> **AIM OF THE TASK**
Reproduce the records below in full and without edits, omitting images.
|---|
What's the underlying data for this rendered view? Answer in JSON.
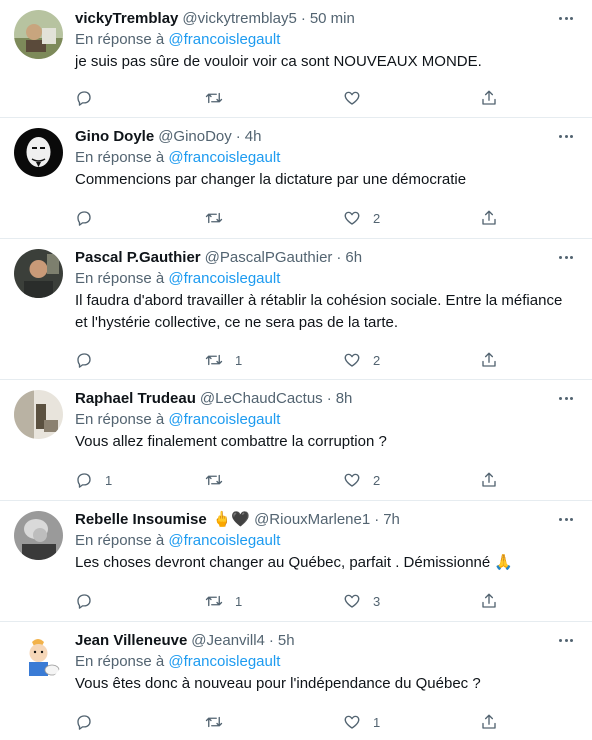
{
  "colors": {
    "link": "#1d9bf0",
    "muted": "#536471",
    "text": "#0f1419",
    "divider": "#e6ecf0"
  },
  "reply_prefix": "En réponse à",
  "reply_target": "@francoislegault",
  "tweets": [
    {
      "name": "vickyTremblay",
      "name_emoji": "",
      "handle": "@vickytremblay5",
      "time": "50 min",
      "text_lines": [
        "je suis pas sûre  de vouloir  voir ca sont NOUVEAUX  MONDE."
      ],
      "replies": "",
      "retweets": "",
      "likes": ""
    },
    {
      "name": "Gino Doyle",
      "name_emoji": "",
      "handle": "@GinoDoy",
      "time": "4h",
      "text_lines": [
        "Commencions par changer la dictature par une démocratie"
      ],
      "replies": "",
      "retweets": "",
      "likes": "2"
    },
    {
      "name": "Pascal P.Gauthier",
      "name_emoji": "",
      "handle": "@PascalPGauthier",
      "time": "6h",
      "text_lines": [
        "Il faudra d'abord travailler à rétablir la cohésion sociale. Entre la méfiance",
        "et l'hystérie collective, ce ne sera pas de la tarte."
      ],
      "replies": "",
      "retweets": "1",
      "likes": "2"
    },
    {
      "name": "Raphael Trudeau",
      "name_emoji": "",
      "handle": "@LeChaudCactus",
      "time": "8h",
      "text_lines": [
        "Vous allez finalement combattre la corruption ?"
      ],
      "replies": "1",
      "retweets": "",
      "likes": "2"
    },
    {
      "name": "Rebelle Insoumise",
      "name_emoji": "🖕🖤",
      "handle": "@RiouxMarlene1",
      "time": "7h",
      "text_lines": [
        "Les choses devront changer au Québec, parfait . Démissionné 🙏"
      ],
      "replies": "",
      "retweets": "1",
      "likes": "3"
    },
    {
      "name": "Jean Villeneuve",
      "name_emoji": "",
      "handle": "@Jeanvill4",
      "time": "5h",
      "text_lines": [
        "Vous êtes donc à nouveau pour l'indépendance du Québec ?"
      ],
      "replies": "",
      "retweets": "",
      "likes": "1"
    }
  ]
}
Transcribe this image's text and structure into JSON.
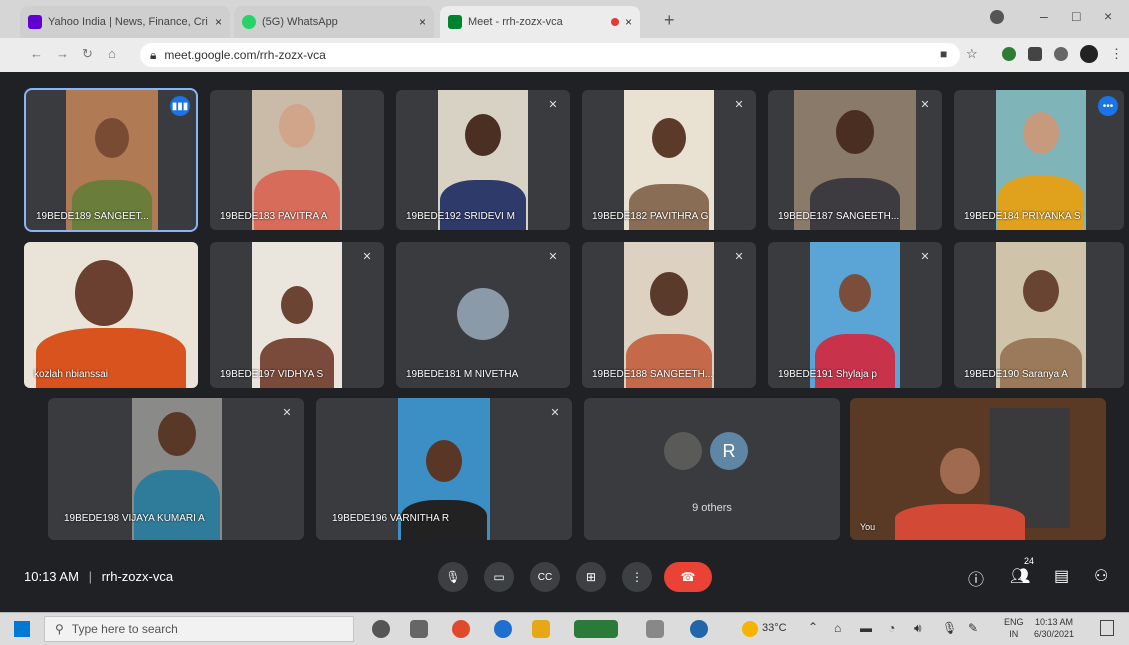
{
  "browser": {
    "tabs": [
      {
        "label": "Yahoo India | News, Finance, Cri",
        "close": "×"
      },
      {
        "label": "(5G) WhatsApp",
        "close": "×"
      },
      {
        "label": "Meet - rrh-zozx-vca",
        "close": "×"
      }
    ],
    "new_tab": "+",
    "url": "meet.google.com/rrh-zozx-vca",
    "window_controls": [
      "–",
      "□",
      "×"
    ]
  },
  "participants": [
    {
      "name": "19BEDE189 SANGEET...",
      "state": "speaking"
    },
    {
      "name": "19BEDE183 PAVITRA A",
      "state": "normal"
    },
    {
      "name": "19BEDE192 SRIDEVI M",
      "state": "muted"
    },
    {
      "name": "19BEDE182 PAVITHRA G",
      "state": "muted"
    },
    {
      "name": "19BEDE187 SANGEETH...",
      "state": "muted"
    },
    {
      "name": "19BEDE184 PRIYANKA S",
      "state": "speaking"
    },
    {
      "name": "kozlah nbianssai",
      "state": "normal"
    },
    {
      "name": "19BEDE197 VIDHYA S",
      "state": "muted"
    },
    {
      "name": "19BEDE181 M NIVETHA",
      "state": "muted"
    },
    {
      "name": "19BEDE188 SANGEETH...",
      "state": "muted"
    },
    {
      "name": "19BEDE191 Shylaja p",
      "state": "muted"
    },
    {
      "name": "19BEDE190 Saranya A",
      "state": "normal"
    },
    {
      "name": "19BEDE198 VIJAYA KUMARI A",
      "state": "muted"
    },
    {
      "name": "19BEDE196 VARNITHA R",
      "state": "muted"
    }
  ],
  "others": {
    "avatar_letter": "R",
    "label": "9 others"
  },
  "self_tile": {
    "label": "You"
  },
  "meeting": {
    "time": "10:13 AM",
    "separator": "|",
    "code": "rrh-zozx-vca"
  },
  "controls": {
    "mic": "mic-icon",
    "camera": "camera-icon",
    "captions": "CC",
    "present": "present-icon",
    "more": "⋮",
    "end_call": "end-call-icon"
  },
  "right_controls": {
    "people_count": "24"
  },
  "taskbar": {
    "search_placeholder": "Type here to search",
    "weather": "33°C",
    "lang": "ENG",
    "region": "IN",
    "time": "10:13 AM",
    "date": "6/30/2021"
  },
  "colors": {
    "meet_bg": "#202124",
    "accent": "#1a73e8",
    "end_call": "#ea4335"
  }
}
|---|
> **WRITTEN ANSWER**
What's the underlying data for this rendered view? Answer in JSON.
{
  "colors": {
    "link": "#1d9bf0",
    "muted": "#536471",
    "text": "#0f1419",
    "divider": "#e6ecf0"
  },
  "reply_prefix": "En réponse à",
  "reply_target": "@francoislegault",
  "tweets": [
    {
      "name": "vickyTremblay",
      "name_emoji": "",
      "handle": "@vickytremblay5",
      "time": "50 min",
      "text_lines": [
        "je suis pas sûre  de vouloir  voir ca sont NOUVEAUX  MONDE."
      ],
      "replies": "",
      "retweets": "",
      "likes": ""
    },
    {
      "name": "Gino Doyle",
      "name_emoji": "",
      "handle": "@GinoDoy",
      "time": "4h",
      "text_lines": [
        "Commencions par changer la dictature par une démocratie"
      ],
      "replies": "",
      "retweets": "",
      "likes": "2"
    },
    {
      "name": "Pascal P.Gauthier",
      "name_emoji": "",
      "handle": "@PascalPGauthier",
      "time": "6h",
      "text_lines": [
        "Il faudra d'abord travailler à rétablir la cohésion sociale. Entre la méfiance",
        "et l'hystérie collective, ce ne sera pas de la tarte."
      ],
      "replies": "",
      "retweets": "1",
      "likes": "2"
    },
    {
      "name": "Raphael Trudeau",
      "name_emoji": "",
      "handle": "@LeChaudCactus",
      "time": "8h",
      "text_lines": [
        "Vous allez finalement combattre la corruption ?"
      ],
      "replies": "1",
      "retweets": "",
      "likes": "2"
    },
    {
      "name": "Rebelle Insoumise",
      "name_emoji": "🖕🖤",
      "handle": "@RiouxMarlene1",
      "time": "7h",
      "text_lines": [
        "Les choses devront changer au Québec, parfait . Démissionné 🙏"
      ],
      "replies": "",
      "retweets": "1",
      "likes": "3"
    },
    {
      "name": "Jean Villeneuve",
      "name_emoji": "",
      "handle": "@Jeanvill4",
      "time": "5h",
      "text_lines": [
        "Vous êtes donc à nouveau pour l'indépendance du Québec ?"
      ],
      "replies": "",
      "retweets": "",
      "likes": "1"
    }
  ]
}
Transcribe this image's text and structure into JSON.
{
  "browser": {
    "tabs": [
      {
        "label": "Yahoo India | News, Finance, Cri",
        "close": "×"
      },
      {
        "label": "(5G) WhatsApp",
        "close": "×"
      },
      {
        "label": "Meet - rrh-zozx-vca",
        "close": "×"
      }
    ],
    "new_tab": "+",
    "url": "meet.google.com/rrh-zozx-vca",
    "window_controls": [
      "–",
      "□",
      "×"
    ]
  },
  "participants": [
    {
      "name": "19BEDE189 SANGEET...",
      "state": "speaking"
    },
    {
      "name": "19BEDE183 PAVITRA A",
      "state": "normal"
    },
    {
      "name": "19BEDE192 SRIDEVI M",
      "state": "muted"
    },
    {
      "name": "19BEDE182 PAVITHRA G",
      "state": "muted"
    },
    {
      "name": "19BEDE187 SANGEETH...",
      "state": "muted"
    },
    {
      "name": "19BEDE184 PRIYANKA S",
      "state": "speaking"
    },
    {
      "name": "kozlah nbianssai",
      "state": "normal"
    },
    {
      "name": "19BEDE197 VIDHYA S",
      "state": "muted"
    },
    {
      "name": "19BEDE181 M NIVETHA",
      "state": "muted"
    },
    {
      "name": "19BEDE188 SANGEETH...",
      "state": "muted"
    },
    {
      "name": "19BEDE191 Shylaja p",
      "state": "muted"
    },
    {
      "name": "19BEDE190 Saranya A",
      "state": "normal"
    },
    {
      "name": "19BEDE198 VIJAYA KUMARI A",
      "state": "muted"
    },
    {
      "name": "19BEDE196 VARNITHA R",
      "state": "muted"
    }
  ],
  "others": {
    "avatar_letter": "R",
    "label": "9 others"
  },
  "self_tile": {
    "label": "You"
  },
  "meeting": {
    "time": "10:13 AM",
    "separator": "|",
    "code": "rrh-zozx-vca"
  },
  "controls": {
    "mic": "mic-icon",
    "camera": "camera-icon",
    "captions": "CC",
    "present": "present-icon",
    "more": "⋮",
    "end_call": "end-call-icon"
  },
  "right_controls": {
    "people_count": "24"
  },
  "taskbar": {
    "search_placeholder": "Type here to search",
    "weather": "33°C",
    "lang": "ENG",
    "region": "IN",
    "time": "10:13 AM",
    "date": "6/30/2021"
  },
  "colors": {
    "meet_bg": "#202124",
    "accent": "#1a73e8",
    "end_call": "#ea4335"
  }
}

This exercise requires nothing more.